## DIRECTIONS FOR THIS TASK
Write out the listing exactly as it is given.
======== TASK INPUT
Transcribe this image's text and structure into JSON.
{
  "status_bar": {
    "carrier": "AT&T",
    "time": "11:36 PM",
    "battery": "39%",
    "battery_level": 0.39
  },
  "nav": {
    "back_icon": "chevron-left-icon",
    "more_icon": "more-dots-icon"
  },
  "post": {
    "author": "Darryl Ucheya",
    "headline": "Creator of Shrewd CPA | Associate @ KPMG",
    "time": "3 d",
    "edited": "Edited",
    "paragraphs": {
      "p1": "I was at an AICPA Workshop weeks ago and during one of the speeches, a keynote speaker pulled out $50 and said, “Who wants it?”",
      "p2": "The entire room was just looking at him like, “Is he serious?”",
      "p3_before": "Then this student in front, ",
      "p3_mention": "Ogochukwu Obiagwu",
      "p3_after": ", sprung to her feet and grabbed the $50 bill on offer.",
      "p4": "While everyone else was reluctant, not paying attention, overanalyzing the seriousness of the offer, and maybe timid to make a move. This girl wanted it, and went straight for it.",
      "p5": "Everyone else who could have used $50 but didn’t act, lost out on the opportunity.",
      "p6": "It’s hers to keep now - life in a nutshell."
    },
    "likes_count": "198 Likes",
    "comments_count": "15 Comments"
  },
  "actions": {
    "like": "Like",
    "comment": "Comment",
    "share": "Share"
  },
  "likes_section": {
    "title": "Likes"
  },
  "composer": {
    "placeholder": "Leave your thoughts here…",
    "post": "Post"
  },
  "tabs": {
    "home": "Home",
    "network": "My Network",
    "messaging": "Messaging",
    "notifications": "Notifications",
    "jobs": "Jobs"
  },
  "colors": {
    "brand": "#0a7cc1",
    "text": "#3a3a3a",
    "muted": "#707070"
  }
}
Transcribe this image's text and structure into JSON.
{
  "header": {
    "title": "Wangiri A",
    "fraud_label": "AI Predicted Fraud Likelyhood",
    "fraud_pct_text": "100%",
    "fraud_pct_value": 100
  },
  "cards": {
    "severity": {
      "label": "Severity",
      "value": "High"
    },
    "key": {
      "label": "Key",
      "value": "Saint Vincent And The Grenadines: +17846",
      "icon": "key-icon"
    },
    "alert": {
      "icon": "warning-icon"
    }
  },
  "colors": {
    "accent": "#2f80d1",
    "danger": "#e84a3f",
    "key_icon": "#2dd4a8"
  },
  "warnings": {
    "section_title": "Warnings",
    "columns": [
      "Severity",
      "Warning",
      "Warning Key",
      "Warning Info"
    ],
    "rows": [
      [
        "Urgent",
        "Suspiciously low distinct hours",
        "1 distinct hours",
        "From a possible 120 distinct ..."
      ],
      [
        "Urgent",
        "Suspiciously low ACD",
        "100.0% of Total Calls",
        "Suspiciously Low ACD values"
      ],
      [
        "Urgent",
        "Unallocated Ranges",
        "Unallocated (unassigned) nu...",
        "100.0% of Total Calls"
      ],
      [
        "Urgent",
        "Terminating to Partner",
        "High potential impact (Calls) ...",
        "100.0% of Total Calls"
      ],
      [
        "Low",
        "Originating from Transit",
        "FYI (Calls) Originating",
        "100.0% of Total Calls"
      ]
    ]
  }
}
================
## THE COMPLETED TASK
Transcribe this image's text and structure into JSON.
{
  "status_bar": {
    "carrier": "AT&T",
    "time": "11:36 PM",
    "battery": "39%",
    "battery_level": 0.39
  },
  "nav": {
    "back_icon": "chevron-left-icon",
    "more_icon": "more-dots-icon"
  },
  "post": {
    "author": "Darryl Ucheya",
    "headline": "Creator of Shrewd CPA | Associate @ KPMG",
    "time": "3 d",
    "edited": "Edited",
    "paragraphs": {
      "p1": "I was at an AICPA Workshop weeks ago and during one of the speeches, a keynote speaker pulled out $50 and said, “Who wants it?”",
      "p2": "The entire room was just looking at him like, “Is he serious?”",
      "p3_before": "Then this student in front, ",
      "p3_mention": "Ogochukwu Obiagwu",
      "p3_after": ", sprung to her feet and grabbed the $50 bill on offer.",
      "p4": "While everyone else was reluctant, not paying attention, overanalyzing the seriousness of the offer, and maybe timid to make a move. This girl wanted it, and went straight for it.",
      "p5": "Everyone else who could have used $50 but didn’t act, lost out on the opportunity.",
      "p6": "It’s hers to keep now - life in a nutshell."
    },
    "likes_count": "198 Likes",
    "comments_count": "15 Comments"
  },
  "actions": {
    "like": "Like",
    "comment": "Comment",
    "share": "Share"
  },
  "likes_section": {
    "title": "Likes"
  },
  "composer": {
    "placeholder": "Leave your thoughts here…",
    "post": "Post"
  },
  "tabs": {
    "home": "Home",
    "network": "My Network",
    "messaging": "Messaging",
    "notifications": "Notifications",
    "jobs": "Jobs"
  },
  "colors": {
    "brand": "#0a7cc1",
    "text": "#3a3a3a",
    "muted": "#707070"
  }
}
Transcribe this image's text and structure into JSON.
{
  "header": {
    "title": "Wangiri A",
    "fraud_label": "AI Predicted Fraud Likelyhood",
    "fraud_pct_text": "100%",
    "fraud_pct_value": 100
  },
  "cards": {
    "severity": {
      "label": "Severity",
      "value": "High"
    },
    "key": {
      "label": "Key",
      "value": "Saint Vincent And The Grenadines: +17846",
      "icon": "key-icon"
    },
    "alert": {
      "icon": "warning-icon"
    }
  },
  "colors": {
    "accent": "#2f80d1",
    "danger": "#e84a3f",
    "key_icon": "#2dd4a8"
  },
  "warnings": {
    "section_title": "Warnings",
    "columns": [
      "Severity",
      "Warning",
      "Warning Key",
      "Warning Info"
    ],
    "rows": [
      [
        "Urgent",
        "Suspiciously low distinct hours",
        "1 distinct hours",
        "From a possible 120 distinct ..."
      ],
      [
        "Urgent",
        "Suspiciously low ACD",
        "100.0% of Total Calls",
        "Suspiciously Low ACD values"
      ],
      [
        "Urgent",
        "Unallocated Ranges",
        "Unallocated (unassigned) nu...",
        "100.0% of Total Calls"
      ],
      [
        "Urgent",
        "Terminating to Partner",
        "High potential impact (Calls) ...",
        "100.0% of Total Calls"
      ],
      [
        "Low",
        "Originating from Transit",
        "FYI (Calls) Originating",
        "100.0% of Total Calls"
      ]
    ]
  }
}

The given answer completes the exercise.